• Short problem: Wherever the word "ocurre" turns up in a line of the entries, copy that line.

• Provided records:
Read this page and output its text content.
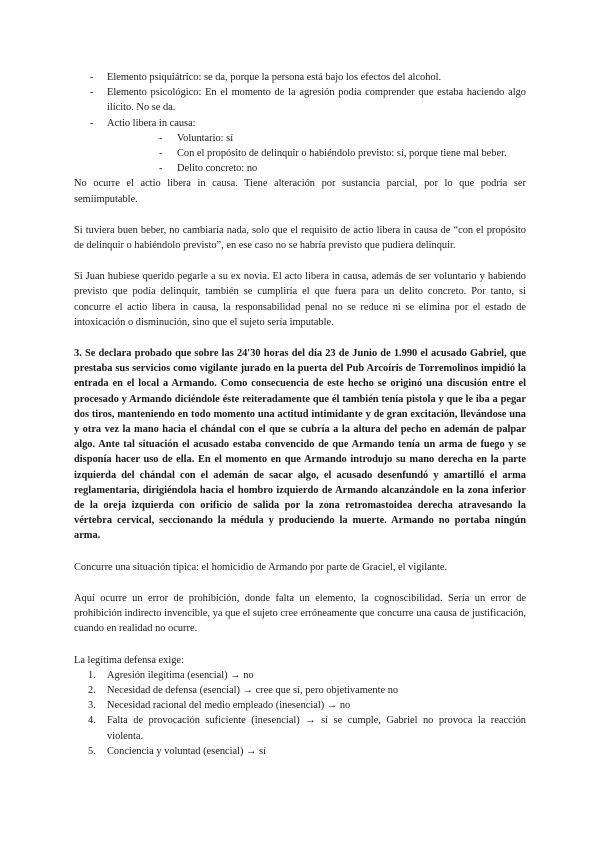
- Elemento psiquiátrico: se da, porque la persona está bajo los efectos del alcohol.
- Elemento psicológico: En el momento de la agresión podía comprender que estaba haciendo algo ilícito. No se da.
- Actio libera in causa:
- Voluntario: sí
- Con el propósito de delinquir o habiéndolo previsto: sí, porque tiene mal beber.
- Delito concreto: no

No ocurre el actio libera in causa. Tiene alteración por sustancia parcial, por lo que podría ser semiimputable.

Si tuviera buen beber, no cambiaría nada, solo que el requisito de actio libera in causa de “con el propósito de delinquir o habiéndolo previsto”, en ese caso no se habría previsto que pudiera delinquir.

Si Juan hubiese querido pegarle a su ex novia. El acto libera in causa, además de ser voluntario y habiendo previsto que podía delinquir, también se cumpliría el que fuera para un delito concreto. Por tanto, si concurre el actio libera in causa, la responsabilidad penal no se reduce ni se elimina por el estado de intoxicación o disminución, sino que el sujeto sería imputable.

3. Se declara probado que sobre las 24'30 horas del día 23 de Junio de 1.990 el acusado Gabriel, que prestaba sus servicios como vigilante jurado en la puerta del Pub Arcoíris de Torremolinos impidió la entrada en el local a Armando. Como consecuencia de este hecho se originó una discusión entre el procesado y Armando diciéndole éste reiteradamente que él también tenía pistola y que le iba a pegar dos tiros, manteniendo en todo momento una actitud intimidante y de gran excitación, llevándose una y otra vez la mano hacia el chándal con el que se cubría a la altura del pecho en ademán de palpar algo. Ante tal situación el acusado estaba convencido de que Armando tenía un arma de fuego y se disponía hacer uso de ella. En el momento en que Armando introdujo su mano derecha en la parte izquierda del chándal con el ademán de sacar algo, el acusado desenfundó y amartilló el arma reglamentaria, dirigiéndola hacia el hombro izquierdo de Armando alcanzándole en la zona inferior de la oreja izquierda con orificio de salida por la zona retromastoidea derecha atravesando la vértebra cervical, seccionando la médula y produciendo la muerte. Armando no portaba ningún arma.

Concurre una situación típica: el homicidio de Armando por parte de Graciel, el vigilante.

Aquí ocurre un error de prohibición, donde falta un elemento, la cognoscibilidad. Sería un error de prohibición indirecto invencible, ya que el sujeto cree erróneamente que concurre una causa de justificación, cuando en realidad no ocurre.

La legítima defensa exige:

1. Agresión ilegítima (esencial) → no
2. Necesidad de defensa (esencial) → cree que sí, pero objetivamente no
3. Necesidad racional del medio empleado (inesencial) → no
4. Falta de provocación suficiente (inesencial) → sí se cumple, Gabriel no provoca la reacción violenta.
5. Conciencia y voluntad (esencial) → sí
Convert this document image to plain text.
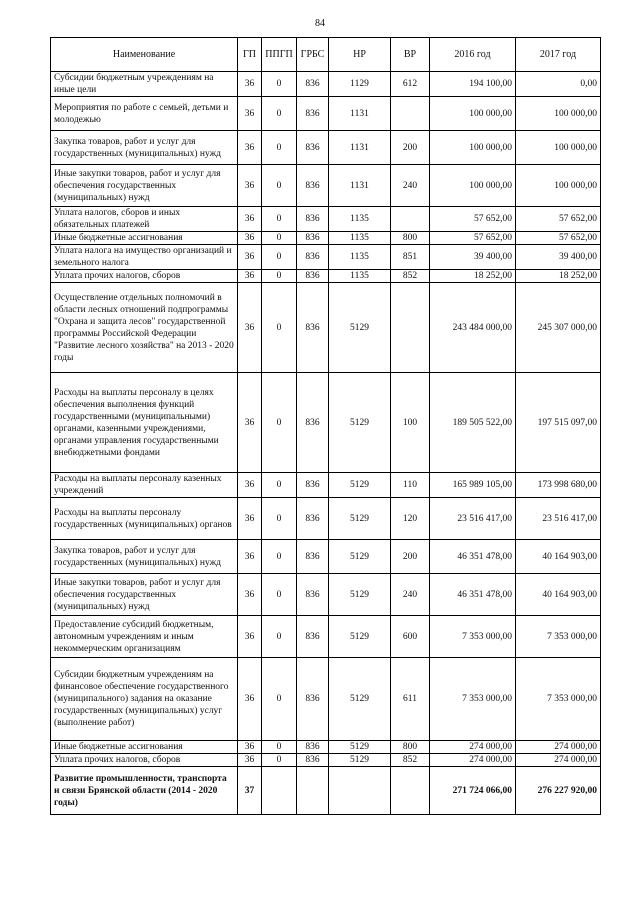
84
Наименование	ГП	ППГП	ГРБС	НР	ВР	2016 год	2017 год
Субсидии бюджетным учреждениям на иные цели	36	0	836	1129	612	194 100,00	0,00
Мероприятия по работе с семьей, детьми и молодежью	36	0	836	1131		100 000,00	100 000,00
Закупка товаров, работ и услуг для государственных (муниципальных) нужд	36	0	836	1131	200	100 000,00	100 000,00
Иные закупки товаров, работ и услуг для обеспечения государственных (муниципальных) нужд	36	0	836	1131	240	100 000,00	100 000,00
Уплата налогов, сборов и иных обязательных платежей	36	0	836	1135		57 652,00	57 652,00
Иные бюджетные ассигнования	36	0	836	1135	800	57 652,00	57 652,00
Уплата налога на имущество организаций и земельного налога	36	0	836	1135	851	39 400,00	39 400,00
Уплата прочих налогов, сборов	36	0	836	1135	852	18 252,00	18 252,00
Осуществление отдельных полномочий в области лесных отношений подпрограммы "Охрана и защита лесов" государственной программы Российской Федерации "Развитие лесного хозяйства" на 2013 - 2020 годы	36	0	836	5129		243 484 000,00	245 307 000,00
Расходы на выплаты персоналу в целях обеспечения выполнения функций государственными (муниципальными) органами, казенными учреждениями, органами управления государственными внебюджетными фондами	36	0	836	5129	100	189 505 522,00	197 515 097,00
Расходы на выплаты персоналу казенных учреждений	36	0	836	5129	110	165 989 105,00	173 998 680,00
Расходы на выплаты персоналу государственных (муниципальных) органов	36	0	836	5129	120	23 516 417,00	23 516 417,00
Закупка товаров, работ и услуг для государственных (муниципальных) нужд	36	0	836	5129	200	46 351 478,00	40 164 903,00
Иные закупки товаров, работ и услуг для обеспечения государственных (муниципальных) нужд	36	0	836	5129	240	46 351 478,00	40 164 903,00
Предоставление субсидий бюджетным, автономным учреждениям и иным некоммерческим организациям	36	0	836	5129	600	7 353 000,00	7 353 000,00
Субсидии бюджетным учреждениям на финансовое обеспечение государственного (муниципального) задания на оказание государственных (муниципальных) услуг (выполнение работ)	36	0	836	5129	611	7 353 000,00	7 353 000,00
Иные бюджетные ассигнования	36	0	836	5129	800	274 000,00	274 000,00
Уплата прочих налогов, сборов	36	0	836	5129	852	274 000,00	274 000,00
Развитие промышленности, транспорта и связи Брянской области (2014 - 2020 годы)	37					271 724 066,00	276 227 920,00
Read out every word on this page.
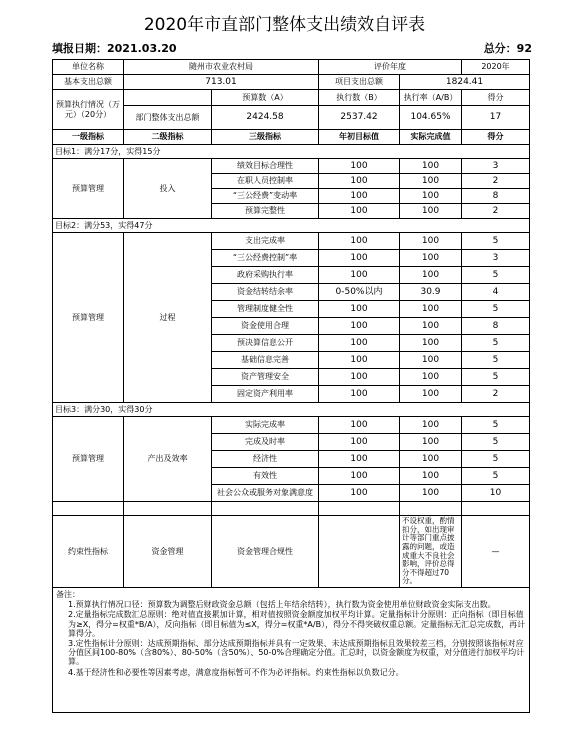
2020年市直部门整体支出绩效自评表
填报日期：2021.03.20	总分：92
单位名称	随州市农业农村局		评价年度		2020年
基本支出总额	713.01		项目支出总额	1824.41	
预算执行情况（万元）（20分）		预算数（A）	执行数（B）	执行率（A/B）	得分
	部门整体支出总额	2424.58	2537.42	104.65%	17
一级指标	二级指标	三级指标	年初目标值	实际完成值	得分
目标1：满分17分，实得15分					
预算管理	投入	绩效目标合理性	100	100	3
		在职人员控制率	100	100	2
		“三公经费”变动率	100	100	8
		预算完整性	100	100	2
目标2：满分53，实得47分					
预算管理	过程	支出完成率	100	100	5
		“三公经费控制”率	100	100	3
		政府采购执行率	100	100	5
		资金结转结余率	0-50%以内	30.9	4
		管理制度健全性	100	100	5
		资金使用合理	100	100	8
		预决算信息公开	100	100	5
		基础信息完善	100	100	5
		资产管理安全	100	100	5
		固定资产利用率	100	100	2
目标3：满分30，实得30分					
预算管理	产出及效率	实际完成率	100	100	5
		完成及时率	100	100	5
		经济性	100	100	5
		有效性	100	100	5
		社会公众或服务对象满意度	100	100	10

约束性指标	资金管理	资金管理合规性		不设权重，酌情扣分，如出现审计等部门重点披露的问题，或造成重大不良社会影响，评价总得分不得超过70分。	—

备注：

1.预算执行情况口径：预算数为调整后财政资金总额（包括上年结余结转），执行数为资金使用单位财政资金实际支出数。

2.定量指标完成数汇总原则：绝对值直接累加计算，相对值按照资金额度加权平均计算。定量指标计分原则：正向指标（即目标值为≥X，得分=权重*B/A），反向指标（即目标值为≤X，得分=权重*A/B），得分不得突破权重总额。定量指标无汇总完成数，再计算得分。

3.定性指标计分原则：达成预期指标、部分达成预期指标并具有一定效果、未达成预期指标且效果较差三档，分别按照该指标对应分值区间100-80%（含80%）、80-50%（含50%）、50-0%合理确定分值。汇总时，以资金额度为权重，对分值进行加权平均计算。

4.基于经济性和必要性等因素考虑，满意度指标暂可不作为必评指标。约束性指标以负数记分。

• Solution for this exercise:
No ocurre el actio libera in causa. Tiene alteración por sustancia parcial, por lo que podría ser semiimputable.
Aquí ocurre un error de prohibición, donde falta un elemento, la cognoscibilidad. Sería un error de prohibición indirecto invencible, ya que el sujeto cree erróneamente que concurre una causa de justificación, cuando en realidad no ocurre.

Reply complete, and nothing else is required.